— start of Given records —

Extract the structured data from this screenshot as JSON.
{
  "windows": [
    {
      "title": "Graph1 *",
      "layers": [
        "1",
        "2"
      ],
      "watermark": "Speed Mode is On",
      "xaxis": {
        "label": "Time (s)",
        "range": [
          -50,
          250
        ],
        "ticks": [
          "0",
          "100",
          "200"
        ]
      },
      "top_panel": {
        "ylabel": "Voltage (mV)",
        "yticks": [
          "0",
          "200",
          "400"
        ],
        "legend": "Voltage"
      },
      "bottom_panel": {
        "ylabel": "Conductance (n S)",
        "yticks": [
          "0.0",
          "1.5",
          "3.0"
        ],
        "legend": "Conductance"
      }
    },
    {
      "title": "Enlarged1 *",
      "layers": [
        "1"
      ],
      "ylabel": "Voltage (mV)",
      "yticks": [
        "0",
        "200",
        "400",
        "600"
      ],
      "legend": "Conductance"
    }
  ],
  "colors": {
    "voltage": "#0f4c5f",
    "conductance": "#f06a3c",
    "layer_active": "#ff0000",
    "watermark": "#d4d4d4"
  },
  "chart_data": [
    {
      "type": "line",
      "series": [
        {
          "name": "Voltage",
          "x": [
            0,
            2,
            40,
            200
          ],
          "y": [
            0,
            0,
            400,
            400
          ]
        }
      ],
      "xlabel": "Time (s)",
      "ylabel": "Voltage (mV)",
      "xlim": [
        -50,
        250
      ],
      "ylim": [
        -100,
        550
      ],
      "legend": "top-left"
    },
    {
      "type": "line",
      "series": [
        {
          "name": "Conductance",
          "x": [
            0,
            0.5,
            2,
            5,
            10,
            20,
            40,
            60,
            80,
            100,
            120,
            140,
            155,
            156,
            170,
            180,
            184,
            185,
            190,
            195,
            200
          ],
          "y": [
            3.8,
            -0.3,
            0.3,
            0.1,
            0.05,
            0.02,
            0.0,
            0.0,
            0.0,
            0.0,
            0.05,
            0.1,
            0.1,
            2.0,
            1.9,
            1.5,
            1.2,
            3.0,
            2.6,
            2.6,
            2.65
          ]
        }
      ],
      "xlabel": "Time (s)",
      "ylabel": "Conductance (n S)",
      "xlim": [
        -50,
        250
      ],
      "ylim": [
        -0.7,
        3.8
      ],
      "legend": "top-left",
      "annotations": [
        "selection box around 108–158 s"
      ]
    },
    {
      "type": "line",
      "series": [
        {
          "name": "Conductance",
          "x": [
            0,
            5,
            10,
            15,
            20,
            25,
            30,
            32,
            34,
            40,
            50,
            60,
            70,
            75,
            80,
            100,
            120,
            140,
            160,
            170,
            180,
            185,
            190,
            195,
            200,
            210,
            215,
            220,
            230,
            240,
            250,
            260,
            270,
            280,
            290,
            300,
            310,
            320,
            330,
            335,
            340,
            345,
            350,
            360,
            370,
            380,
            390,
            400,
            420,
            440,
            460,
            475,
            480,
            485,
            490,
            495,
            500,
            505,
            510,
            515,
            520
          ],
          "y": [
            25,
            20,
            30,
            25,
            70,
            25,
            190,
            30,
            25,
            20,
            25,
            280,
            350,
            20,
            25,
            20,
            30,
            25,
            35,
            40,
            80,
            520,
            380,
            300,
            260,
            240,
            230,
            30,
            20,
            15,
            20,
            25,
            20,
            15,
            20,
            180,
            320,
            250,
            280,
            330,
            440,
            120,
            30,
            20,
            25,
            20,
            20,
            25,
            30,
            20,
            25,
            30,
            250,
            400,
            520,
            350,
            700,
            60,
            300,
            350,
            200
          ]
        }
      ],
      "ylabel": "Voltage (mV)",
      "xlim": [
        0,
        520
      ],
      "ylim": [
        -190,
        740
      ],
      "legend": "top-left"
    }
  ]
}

— end of Given records —

▶ The request
Every record shown above must be echoed exactly.

▶ Expected answer
Extract the structured data from this screenshot as JSON.
{
  "windows": [
    {
      "title": "Graph1 *",
      "layers": [
        "1",
        "2"
      ],
      "watermark": "Speed Mode is On",
      "xaxis": {
        "label": "Time (s)",
        "range": [
          -50,
          250
        ],
        "ticks": [
          "0",
          "100",
          "200"
        ]
      },
      "top_panel": {
        "ylabel": "Voltage (mV)",
        "yticks": [
          "0",
          "200",
          "400"
        ],
        "legend": "Voltage"
      },
      "bottom_panel": {
        "ylabel": "Conductance (n S)",
        "yticks": [
          "0.0",
          "1.5",
          "3.0"
        ],
        "legend": "Conductance"
      }
    },
    {
      "title": "Enlarged1 *",
      "layers": [
        "1"
      ],
      "ylabel": "Voltage (mV)",
      "yticks": [
        "0",
        "200",
        "400",
        "600"
      ],
      "legend": "Conductance"
    }
  ],
  "colors": {
    "voltage": "#0f4c5f",
    "conductance": "#f06a3c",
    "layer_active": "#ff0000",
    "watermark": "#d4d4d4"
  },
  "chart_data": [
    {
      "type": "line",
      "series": [
        {
          "name": "Voltage",
          "x": [
            0,
            2,
            40,
            200
          ],
          "y": [
            0,
            0,
            400,
            400
          ]
        }
      ],
      "xlabel": "Time (s)",
      "ylabel": "Voltage (mV)",
      "xlim": [
        -50,
        250
      ],
      "ylim": [
        -100,
        550
      ],
      "legend": "top-left"
    },
    {
      "type": "line",
      "series": [
        {
          "name": "Conductance",
          "x": [
            0,
            0.5,
            2,
            5,
            10,
            20,
            40,
            60,
            80,
            100,
            120,
            140,
            155,
            156,
            170,
            180,
            184,
            185,
            190,
            195,
            200
          ],
          "y": [
            3.8,
            -0.3,
            0.3,
            0.1,
            0.05,
            0.02,
            0.0,
            0.0,
            0.0,
            0.0,
            0.05,
            0.1,
            0.1,
            2.0,
            1.9,
            1.5,
            1.2,
            3.0,
            2.6,
            2.6,
            2.65
          ]
        }
      ],
      "xlabel": "Time (s)",
      "ylabel": "Conductance (n S)",
      "xlim": [
        -50,
        250
      ],
      "ylim": [
        -0.7,
        3.8
      ],
      "legend": "top-left",
      "annotations": [
        "selection box around 108–158 s"
      ]
    },
    {
      "type": "line",
      "series": [
        {
          "name": "Conductance",
          "x": [
            0,
            5,
            10,
            15,
            20,
            25,
            30,
            32,
            34,
            40,
            50,
            60,
            70,
            75,
            80,
            100,
            120,
            140,
            160,
            170,
            180,
            185,
            190,
            195,
            200,
            210,
            215,
            220,
            230,
            240,
            250,
            260,
            270,
            280,
            290,
            300,
            310,
            320,
            330,
            335,
            340,
            345,
            350,
            360,
            370,
            380,
            390,
            400,
            420,
            440,
            460,
            475,
            480,
            485,
            490,
            495,
            500,
            505,
            510,
            515,
            520
          ],
          "y": [
            25,
            20,
            30,
            25,
            70,
            25,
            190,
            30,
            25,
            20,
            25,
            280,
            350,
            20,
            25,
            20,
            30,
            25,
            35,
            40,
            80,
            520,
            380,
            300,
            260,
            240,
            230,
            30,
            20,
            15,
            20,
            25,
            20,
            15,
            20,
            180,
            320,
            250,
            280,
            330,
            440,
            120,
            30,
            20,
            25,
            20,
            20,
            25,
            30,
            20,
            25,
            30,
            250,
            400,
            520,
            350,
            700,
            60,
            300,
            350,
            200
          ]
        }
      ],
      "ylabel": "Voltage (mV)",
      "xlim": [
        0,
        520
      ],
      "ylim": [
        -190,
        740
      ],
      "legend": "top-left"
    }
  ]
}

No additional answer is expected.